### [Quoted passage]
◆ ◆ ◆ ◆

In addition to Connecticut's investigation, there's a class-action lawsuit against Amazon, accusing it of colluding with the "Big Five" publishers to inflate ebook prices. Reuters reports.

USA Today picks five books for the week.

The Millions selects three notable new releases.

Publishers Weekly highlights new books out this week.

CrimeReads has 10 new books for the week.

"Horror and Genre-Bending Books Arriving in January" via Tor.com.

Bustle rounds up this year's buzzy debut books.

Esquire recommends "The 20 Best Books of 2021 For the Long, Cold Months Ahead."

Time suggests "11 Audiobooks to Lighten the Mood This Dreary Winter."

Book Riot offers "10 Of The Buzziest 2020 Books To Catch Up On."

Abby Wambach shares her favorite recent reads with Amazon.

Tor.com has an excerpt from The Bronzed Beasts by Roshani Chokshi (Wednesday Books). It's due out Sept. 21.

The Guardian interviews Megha Majumdar, A Burning (Knopf; LJ starred review).

The NYT looks into how Goering's Man in Paris: The Story of a Nazi Art Plunderer and His World by Jonathan Petropoulos (Yale) came to be.

Katherine Seligman talks with Datebook about what inspired At the Edge of the Haight (Algonquin: Workman).

Electric Lit has a Q&A with David F. Walker and Marcus Kwame Anders about The Black Panther Party: A Graphic Novel History (Ten Speed: Random House). 

Avi Loeb, Extraterrestrial: The First Sign of Intelligent Life Beyond Earth (HMH), ponders the existence of aliens with Salon.

Entertainment Weekly's "What's in a Page" column features Kevin Barry, That Old Country Music: Stories (Doubleday: Random House).

◆ ◆ ◆ ◆

### [Extracted information]
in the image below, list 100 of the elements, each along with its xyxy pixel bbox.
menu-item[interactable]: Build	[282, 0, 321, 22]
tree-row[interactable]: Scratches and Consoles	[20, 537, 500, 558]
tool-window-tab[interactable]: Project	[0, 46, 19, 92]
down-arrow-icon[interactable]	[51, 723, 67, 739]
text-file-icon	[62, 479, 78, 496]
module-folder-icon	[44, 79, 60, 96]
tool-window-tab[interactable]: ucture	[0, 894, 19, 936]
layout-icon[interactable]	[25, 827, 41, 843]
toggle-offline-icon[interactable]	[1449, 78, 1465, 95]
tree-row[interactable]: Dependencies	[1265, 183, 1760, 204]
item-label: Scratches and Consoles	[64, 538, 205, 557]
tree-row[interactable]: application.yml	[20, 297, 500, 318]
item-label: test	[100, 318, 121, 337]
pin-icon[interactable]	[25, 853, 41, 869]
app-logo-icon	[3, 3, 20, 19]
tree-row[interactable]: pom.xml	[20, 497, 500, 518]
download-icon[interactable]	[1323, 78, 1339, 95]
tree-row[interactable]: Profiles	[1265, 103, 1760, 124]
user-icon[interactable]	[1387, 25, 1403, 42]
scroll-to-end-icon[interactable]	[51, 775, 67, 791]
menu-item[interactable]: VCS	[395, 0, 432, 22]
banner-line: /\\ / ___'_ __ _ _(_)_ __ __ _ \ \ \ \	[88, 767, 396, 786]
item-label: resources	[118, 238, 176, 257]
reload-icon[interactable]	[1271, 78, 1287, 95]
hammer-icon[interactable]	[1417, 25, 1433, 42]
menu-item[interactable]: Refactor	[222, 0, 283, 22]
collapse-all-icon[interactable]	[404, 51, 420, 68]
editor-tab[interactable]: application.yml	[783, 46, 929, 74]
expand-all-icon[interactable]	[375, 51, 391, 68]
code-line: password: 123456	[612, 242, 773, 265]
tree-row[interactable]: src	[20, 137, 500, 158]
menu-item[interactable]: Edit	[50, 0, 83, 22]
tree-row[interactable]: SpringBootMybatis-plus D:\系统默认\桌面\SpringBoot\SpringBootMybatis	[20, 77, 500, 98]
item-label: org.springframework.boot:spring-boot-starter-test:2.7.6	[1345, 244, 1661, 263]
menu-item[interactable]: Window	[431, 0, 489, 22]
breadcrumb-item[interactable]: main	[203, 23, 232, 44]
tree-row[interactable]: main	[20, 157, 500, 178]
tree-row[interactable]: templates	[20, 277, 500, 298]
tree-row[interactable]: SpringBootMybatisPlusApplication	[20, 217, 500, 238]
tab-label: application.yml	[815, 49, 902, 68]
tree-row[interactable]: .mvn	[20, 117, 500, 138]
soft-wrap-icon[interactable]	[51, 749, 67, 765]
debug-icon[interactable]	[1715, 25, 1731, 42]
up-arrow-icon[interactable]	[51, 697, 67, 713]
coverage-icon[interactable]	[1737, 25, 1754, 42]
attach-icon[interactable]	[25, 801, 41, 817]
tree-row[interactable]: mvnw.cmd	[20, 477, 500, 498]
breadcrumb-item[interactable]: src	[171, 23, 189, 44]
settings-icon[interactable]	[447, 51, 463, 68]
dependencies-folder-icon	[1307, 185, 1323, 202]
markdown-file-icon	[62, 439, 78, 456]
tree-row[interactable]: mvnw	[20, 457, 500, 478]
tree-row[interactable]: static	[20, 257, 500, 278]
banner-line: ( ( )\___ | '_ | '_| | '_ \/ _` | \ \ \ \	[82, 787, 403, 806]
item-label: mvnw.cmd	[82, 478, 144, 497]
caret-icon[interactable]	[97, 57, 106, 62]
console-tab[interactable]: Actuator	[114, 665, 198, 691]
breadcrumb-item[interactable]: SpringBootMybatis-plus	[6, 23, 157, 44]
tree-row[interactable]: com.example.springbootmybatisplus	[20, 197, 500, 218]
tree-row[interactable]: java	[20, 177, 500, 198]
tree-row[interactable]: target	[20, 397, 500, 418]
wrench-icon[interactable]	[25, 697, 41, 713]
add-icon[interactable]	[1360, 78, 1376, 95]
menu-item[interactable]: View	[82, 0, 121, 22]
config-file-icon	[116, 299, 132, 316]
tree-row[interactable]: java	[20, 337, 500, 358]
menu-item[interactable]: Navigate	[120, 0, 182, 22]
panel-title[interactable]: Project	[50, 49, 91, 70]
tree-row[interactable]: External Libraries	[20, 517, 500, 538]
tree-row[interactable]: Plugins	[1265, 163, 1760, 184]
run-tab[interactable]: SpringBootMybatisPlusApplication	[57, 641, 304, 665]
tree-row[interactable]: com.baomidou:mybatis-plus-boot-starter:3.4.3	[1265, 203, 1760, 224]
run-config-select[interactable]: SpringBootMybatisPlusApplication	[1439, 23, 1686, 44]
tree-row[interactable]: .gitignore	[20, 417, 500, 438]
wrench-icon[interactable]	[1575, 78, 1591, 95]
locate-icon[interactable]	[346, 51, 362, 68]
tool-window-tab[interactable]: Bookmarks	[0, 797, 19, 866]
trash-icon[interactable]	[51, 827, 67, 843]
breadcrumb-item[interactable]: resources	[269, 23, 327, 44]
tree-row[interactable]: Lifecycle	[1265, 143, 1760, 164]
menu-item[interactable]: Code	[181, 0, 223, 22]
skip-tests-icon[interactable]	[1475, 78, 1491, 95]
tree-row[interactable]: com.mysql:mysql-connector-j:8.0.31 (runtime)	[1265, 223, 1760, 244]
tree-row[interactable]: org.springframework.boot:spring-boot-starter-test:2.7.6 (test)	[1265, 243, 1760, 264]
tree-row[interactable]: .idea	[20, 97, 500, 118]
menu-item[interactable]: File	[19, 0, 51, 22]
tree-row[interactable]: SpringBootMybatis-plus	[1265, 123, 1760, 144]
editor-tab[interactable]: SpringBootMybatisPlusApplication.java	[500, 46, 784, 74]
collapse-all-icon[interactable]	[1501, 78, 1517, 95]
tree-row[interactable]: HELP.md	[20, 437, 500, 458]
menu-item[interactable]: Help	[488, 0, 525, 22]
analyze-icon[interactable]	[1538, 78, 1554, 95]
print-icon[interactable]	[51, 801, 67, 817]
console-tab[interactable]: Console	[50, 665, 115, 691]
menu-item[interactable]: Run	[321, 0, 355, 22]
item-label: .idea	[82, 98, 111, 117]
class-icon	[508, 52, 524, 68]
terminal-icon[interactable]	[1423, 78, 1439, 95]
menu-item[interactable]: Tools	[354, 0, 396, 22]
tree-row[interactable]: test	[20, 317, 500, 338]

◆ ◆ ◆ ◆

### [Exercises]
**a)** In the book news roundup, which outlet interviews Megha Majumdar about A Burning?
**b)** Resume the book news roundup after its final item, the Entertainment Weekly mention, in the same style.

### [Answers by item number]
**a)** The Guardian

**b)**
The Rumpus has a Q&A with Torrey Peters, Detransition, Baby (One World: Random House). Also, an interview with Yi Shun Lai, Pin Ups (Little Bound).

Angie Thomas discusses Concrete Rose (Balzer + Bray: HarperCollins) with BuzzFeed.

Lambda Literary interviews Ryan La Sala, Be Dazzled (Sourcebooks Fire).

Elle speaks with Julia Rothman and Shaina Feinberg about Every Body: An Honest and Open Look at Sex from Every Angle (Voracious: Hachette).

Jonathan Lethem, The Arrest (Ecco: Harper), talks with Slate about teaching writing.

"I would just like people to read this book and not view it as an actor’s memoir but to assess it on its own merit," Gabriel Byrne tells Kirkus on Walking with Ghosts (Grove).

The Guardian interviews Kate Mosse, The City of Tears (Minotaur: Macmillan).

Kwame Alexander surprised a young fan at his home after learning the boy planned to read a passage from one of his books at his bar mitzvah, according to a video on Alexander's Facebook page.

Ursula K. Le Guin will be honored with a stamp from the USPS this year

Law professor and author Deborah L. Rhode died at age 68. The NYT has an obituary.

Authors on Air

Netflix is developing three anti-racism projects that will be executive produced by Ibram X. Kendi and based on his books Stamped From the Beginning: The Definitive History of Racist Ideas in America, Stamped: Racism, Antiracism and You, and Antiracist Baby. Entertainment Weekly reports.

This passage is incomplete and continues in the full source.